[Collected data]
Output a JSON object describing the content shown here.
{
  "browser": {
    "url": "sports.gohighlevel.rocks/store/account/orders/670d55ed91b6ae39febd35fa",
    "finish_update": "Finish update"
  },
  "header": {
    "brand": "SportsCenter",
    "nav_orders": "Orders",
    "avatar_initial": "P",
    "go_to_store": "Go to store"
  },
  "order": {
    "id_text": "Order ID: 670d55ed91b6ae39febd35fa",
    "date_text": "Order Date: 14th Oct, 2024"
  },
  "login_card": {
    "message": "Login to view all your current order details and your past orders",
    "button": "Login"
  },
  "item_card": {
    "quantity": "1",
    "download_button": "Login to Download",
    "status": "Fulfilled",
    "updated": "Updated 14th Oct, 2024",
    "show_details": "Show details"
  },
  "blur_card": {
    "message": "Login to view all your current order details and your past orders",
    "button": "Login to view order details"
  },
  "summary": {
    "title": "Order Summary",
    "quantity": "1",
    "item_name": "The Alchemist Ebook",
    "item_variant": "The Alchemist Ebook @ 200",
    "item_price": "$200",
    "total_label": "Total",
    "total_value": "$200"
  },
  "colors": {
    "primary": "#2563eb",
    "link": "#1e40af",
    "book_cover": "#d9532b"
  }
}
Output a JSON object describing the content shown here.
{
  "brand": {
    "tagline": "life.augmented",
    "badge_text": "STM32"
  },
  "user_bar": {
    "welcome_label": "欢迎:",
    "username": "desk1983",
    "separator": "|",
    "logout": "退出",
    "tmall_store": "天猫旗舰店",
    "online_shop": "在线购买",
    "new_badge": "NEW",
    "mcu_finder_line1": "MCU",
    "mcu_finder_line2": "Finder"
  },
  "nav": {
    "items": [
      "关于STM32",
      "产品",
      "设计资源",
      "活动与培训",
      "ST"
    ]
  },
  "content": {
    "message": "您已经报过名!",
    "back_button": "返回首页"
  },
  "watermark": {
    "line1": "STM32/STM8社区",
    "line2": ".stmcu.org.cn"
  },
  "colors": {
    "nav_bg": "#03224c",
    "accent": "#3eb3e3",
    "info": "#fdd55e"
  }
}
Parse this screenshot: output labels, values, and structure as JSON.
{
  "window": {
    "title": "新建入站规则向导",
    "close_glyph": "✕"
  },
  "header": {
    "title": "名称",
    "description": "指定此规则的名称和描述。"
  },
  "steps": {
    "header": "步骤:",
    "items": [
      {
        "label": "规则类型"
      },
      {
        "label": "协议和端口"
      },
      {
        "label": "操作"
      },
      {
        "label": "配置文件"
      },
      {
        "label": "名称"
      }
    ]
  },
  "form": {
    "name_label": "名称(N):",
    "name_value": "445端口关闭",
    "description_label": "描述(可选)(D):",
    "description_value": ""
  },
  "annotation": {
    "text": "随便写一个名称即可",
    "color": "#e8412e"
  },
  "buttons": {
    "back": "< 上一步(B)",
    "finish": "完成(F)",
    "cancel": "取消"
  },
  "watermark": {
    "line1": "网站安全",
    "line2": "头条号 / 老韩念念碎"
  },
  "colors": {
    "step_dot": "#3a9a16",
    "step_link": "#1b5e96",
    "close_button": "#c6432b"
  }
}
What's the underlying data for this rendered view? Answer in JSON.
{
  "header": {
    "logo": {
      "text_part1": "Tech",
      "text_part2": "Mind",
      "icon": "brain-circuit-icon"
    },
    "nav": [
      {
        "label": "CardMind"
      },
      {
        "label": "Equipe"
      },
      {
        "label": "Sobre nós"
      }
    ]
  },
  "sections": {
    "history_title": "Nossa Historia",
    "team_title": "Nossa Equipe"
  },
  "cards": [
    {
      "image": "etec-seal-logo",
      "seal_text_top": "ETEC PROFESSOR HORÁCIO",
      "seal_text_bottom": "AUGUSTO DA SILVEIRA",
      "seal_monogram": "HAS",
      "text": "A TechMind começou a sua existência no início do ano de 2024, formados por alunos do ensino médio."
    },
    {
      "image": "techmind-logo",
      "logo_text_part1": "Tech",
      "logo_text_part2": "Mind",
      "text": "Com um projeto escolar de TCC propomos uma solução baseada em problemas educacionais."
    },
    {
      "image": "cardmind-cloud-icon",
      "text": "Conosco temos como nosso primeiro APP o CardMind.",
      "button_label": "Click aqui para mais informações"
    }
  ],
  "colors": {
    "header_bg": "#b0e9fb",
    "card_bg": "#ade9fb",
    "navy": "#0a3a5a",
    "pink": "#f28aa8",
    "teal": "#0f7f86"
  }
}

What is needed:
Transcribe the full listing above without leaving anything out.

The solution:
Output a JSON object describing the content shown here.
{
  "browser": {
    "url": "sports.gohighlevel.rocks/store/account/orders/670d55ed91b6ae39febd35fa",
    "finish_update": "Finish update"
  },
  "header": {
    "brand": "SportsCenter",
    "nav_orders": "Orders",
    "avatar_initial": "P",
    "go_to_store": "Go to store"
  },
  "order": {
    "id_text": "Order ID: 670d55ed91b6ae39febd35fa",
    "date_text": "Order Date: 14th Oct, 2024"
  },
  "login_card": {
    "message": "Login to view all your current order details and your past orders",
    "button": "Login"
  },
  "item_card": {
    "quantity": "1",
    "download_button": "Login to Download",
    "status": "Fulfilled",
    "updated": "Updated 14th Oct, 2024",
    "show_details": "Show details"
  },
  "blur_card": {
    "message": "Login to view all your current order details and your past orders",
    "button": "Login to view order details"
  },
  "summary": {
    "title": "Order Summary",
    "quantity": "1",
    "item_name": "The Alchemist Ebook",
    "item_variant": "The Alchemist Ebook @ 200",
    "item_price": "$200",
    "total_label": "Total",
    "total_value": "$200"
  },
  "colors": {
    "primary": "#2563eb",
    "link": "#1e40af",
    "book_cover": "#d9532b"
  }
}
Output a JSON object describing the content shown here.
{
  "brand": {
    "tagline": "life.augmented",
    "badge_text": "STM32"
  },
  "user_bar": {
    "welcome_label": "欢迎:",
    "username": "desk1983",
    "separator": "|",
    "logout": "退出",
    "tmall_store": "天猫旗舰店",
    "online_shop": "在线购买",
    "new_badge": "NEW",
    "mcu_finder_line1": "MCU",
    "mcu_finder_line2": "Finder"
  },
  "nav": {
    "items": [
      "关于STM32",
      "产品",
      "设计资源",
      "活动与培训",
      "ST"
    ]
  },
  "content": {
    "message": "您已经报过名!",
    "back_button": "返回首页"
  },
  "watermark": {
    "line1": "STM32/STM8社区",
    "line2": ".stmcu.org.cn"
  },
  "colors": {
    "nav_bg": "#03224c",
    "accent": "#3eb3e3",
    "info": "#fdd55e"
  }
}
Parse this screenshot: output labels, values, and structure as JSON.
{
  "window": {
    "title": "新建入站规则向导",
    "close_glyph": "✕"
  },
  "header": {
    "title": "名称",
    "description": "指定此规则的名称和描述。"
  },
  "steps": {
    "header": "步骤:",
    "items": [
      {
        "label": "规则类型"
      },
      {
        "label": "协议和端口"
      },
      {
        "label": "操作"
      },
      {
        "label": "配置文件"
      },
      {
        "label": "名称"
      }
    ]
  },
  "form": {
    "name_label": "名称(N):",
    "name_value": "445端口关闭",
    "description_label": "描述(可选)(D):",
    "description_value": ""
  },
  "annotation": {
    "text": "随便写一个名称即可",
    "color": "#e8412e"
  },
  "buttons": {
    "back": "< 上一步(B)",
    "finish": "完成(F)",
    "cancel": "取消"
  },
  "watermark": {
    "line1": "网站安全",
    "line2": "头条号 / 老韩念念碎"
  },
  "colors": {
    "step_dot": "#3a9a16",
    "step_link": "#1b5e96",
    "close_button": "#c6432b"
  }
}
What's the underlying data for this rendered view? Answer in JSON.
{
  "header": {
    "logo": {
      "text_part1": "Tech",
      "text_part2": "Mind",
      "icon": "brain-circuit-icon"
    },
    "nav": [
      {
        "label": "CardMind"
      },
      {
        "label": "Equipe"
      },
      {
        "label": "Sobre nós"
      }
    ]
  },
  "sections": {
    "history_title": "Nossa Historia",
    "team_title": "Nossa Equipe"
  },
  "cards": [
    {
      "image": "etec-seal-logo",
      "seal_text_top": "ETEC PROFESSOR HORÁCIO",
      "seal_text_bottom": "AUGUSTO DA SILVEIRA",
      "seal_monogram": "HAS",
      "text": "A TechMind começou a sua existência no início do ano de 2024, formados por alunos do ensino médio."
    },
    {
      "image": "techmind-logo",
      "logo_text_part1": "Tech",
      "logo_text_part2": "Mind",
      "text": "Com um projeto escolar de TCC propomos uma solução baseada em problemas educacionais."
    },
    {
      "image": "cardmind-cloud-icon",
      "text": "Conosco temos como nosso primeiro APP o CardMind.",
      "button_label": "Click aqui para mais informações"
    }
  ],
  "colors": {
    "header_bg": "#b0e9fb",
    "card_bg": "#ade9fb",
    "navy": "#0a3a5a",
    "pink": "#f28aa8",
    "teal": "#0f7f86"
  }
}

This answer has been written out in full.